The request
Reproduce every line of the data below word for word, keeping the same order.

==========

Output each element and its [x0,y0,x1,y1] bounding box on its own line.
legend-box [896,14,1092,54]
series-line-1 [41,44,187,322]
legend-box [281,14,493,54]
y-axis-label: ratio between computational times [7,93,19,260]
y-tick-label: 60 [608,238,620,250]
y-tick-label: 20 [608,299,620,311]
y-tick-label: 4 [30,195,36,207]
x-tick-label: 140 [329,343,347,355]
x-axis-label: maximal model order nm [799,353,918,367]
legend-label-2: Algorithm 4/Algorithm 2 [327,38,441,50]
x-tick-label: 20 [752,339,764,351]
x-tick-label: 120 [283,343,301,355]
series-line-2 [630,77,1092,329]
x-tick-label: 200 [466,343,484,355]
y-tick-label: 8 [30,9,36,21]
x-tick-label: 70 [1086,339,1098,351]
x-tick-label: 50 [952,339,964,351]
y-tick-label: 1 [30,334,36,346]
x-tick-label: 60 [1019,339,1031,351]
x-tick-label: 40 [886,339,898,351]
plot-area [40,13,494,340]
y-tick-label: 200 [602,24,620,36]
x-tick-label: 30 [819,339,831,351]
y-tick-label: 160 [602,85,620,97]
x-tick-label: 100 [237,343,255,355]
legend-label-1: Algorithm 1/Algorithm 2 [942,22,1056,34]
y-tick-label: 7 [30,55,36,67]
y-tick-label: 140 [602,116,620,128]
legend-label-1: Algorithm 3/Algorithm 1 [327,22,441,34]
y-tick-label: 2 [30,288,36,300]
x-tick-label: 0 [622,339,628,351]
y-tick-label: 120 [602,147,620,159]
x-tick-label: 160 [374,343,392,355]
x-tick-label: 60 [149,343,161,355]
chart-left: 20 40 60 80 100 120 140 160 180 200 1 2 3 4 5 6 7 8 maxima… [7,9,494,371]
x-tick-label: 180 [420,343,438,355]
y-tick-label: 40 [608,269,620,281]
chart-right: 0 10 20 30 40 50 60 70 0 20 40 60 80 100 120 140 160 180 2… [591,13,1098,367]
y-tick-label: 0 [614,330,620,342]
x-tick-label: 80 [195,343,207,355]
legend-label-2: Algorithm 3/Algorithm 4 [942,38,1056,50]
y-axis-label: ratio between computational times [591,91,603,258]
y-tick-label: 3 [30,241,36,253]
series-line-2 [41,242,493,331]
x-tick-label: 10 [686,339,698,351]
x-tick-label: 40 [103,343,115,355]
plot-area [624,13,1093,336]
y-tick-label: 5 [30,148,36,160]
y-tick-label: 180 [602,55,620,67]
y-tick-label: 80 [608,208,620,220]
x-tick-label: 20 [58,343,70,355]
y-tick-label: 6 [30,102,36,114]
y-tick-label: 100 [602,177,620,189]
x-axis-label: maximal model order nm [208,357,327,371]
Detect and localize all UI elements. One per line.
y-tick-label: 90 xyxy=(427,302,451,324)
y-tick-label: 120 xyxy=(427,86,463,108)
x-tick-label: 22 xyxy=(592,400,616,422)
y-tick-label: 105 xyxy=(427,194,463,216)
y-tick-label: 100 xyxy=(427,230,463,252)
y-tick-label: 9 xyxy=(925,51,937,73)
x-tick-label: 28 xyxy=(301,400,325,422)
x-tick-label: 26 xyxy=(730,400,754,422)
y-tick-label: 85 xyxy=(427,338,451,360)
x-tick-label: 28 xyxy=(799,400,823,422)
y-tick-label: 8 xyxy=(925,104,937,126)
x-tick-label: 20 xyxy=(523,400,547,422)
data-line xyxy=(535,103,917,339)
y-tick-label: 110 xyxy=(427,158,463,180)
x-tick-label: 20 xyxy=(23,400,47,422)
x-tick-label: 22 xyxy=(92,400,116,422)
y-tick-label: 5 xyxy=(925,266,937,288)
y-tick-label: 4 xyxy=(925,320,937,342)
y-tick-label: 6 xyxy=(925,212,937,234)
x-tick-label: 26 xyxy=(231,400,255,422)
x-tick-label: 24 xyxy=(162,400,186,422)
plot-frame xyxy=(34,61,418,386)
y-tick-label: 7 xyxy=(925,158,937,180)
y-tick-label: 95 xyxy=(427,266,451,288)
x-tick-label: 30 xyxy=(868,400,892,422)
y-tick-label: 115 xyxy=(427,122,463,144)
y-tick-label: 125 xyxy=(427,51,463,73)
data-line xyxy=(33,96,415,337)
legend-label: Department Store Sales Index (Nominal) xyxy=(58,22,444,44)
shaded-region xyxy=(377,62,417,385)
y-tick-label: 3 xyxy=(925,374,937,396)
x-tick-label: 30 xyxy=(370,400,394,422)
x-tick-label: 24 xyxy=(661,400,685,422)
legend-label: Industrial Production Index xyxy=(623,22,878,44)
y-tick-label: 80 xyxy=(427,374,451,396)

==========

Answer to the exercise
Output each element and its [x0,y0,x1,y1] bounding box on its own line.
legend-box [896,14,1092,54]
series-line-1 [41,44,187,322]
legend-box [281,14,493,54]
y-axis-label: ratio between computational times [7,93,19,260]
y-tick-label: 60 [608,238,620,250]
y-tick-label: 20 [608,299,620,311]
y-tick-label: 4 [30,195,36,207]
x-tick-label: 140 [329,343,347,355]
x-axis-label: maximal model order nm [799,353,918,367]
legend-label-2: Algorithm 4/Algorithm 2 [327,38,441,50]
x-tick-label: 20 [752,339,764,351]
x-tick-label: 120 [283,343,301,355]
series-line-2 [630,77,1092,329]
x-tick-label: 200 [466,343,484,355]
y-tick-label: 8 [30,9,36,21]
x-tick-label: 70 [1086,339,1098,351]
x-tick-label: 50 [952,339,964,351]
y-tick-label: 1 [30,334,36,346]
x-tick-label: 60 [1019,339,1031,351]
x-tick-label: 40 [886,339,898,351]
plot-area [40,13,494,340]
y-tick-label: 200 [602,24,620,36]
x-tick-label: 30 [819,339,831,351]
y-tick-label: 160 [602,85,620,97]
x-tick-label: 100 [237,343,255,355]
legend-label-1: Algorithm 1/Algorithm 2 [942,22,1056,34]
y-tick-label: 7 [30,55,36,67]
y-tick-label: 140 [602,116,620,128]
legend-label-1: Algorithm 3/Algorithm 1 [327,22,441,34]
y-tick-label: 2 [30,288,36,300]
x-tick-label: 0 [622,339,628,351]
y-tick-label: 120 [602,147,620,159]
x-tick-label: 160 [374,343,392,355]
x-tick-label: 60 [149,343,161,355]
chart-left: 20 40 60 80 100 120 140 160 180 200 1 2 3 4 5 6 7 8 maxima… [7,9,494,371]
x-tick-label: 180 [420,343,438,355]
y-tick-label: 40 [608,269,620,281]
chart-right: 0 10 20 30 40 50 60 70 0 20 40 60 80 100 120 140 160 180 2… [591,13,1098,367]
y-tick-label: 0 [614,330,620,342]
x-tick-label: 80 [195,343,207,355]
legend-label-2: Algorithm 3/Algorithm 4 [942,38,1056,50]
y-axis-label: ratio between computational times [591,91,603,258]
y-tick-label: 3 [30,241,36,253]
series-line-2 [41,242,493,331]
x-tick-label: 10 [686,339,698,351]
x-tick-label: 40 [103,343,115,355]
plot-area [624,13,1093,336]
y-tick-label: 5 [30,148,36,160]
y-tick-label: 180 [602,55,620,67]
y-tick-label: 80 [608,208,620,220]
x-tick-label: 20 [58,343,70,355]
y-tick-label: 6 [30,102,36,114]
y-tick-label: 100 [602,177,620,189]
x-axis-label: maximal model order nm [208,357,327,371]
Detect and localize all UI elements. One per line.
y-tick-label: 90 xyxy=(427,302,451,324)
y-tick-label: 120 xyxy=(427,86,463,108)
x-tick-label: 22 xyxy=(592,400,616,422)
y-tick-label: 105 xyxy=(427,194,463,216)
y-tick-label: 100 xyxy=(427,230,463,252)
y-tick-label: 9 xyxy=(925,51,937,73)
x-tick-label: 28 xyxy=(301,400,325,422)
x-tick-label: 26 xyxy=(730,400,754,422)
y-tick-label: 85 xyxy=(427,338,451,360)
x-tick-label: 28 xyxy=(799,400,823,422)
y-tick-label: 8 xyxy=(925,104,937,126)
x-tick-label: 20 xyxy=(523,400,547,422)
data-line xyxy=(535,103,917,339)
y-tick-label: 110 xyxy=(427,158,463,180)
x-tick-label: 20 xyxy=(23,400,47,422)
x-tick-label: 22 xyxy=(92,400,116,422)
y-tick-label: 5 xyxy=(925,266,937,288)
y-tick-label: 4 xyxy=(925,320,937,342)
y-tick-label: 6 xyxy=(925,212,937,234)
x-tick-label: 26 xyxy=(231,400,255,422)
x-tick-label: 24 xyxy=(162,400,186,422)
plot-frame xyxy=(34,61,418,386)
y-tick-label: 7 xyxy=(925,158,937,180)
y-tick-label: 95 xyxy=(427,266,451,288)
x-tick-label: 30 xyxy=(868,400,892,422)
y-tick-label: 115 xyxy=(427,122,463,144)
y-tick-label: 125 xyxy=(427,51,463,73)
data-line xyxy=(33,96,415,337)
legend-label: Department Store Sales Index (Nominal) xyxy=(58,22,444,44)
shaded-region xyxy=(377,62,417,385)
y-tick-label: 3 xyxy=(925,374,937,396)
x-tick-label: 30 xyxy=(370,400,394,422)
x-tick-label: 24 xyxy=(661,400,685,422)
legend-label: Industrial Production Index xyxy=(623,22,878,44)
y-tick-label: 80 xyxy=(427,374,451,396)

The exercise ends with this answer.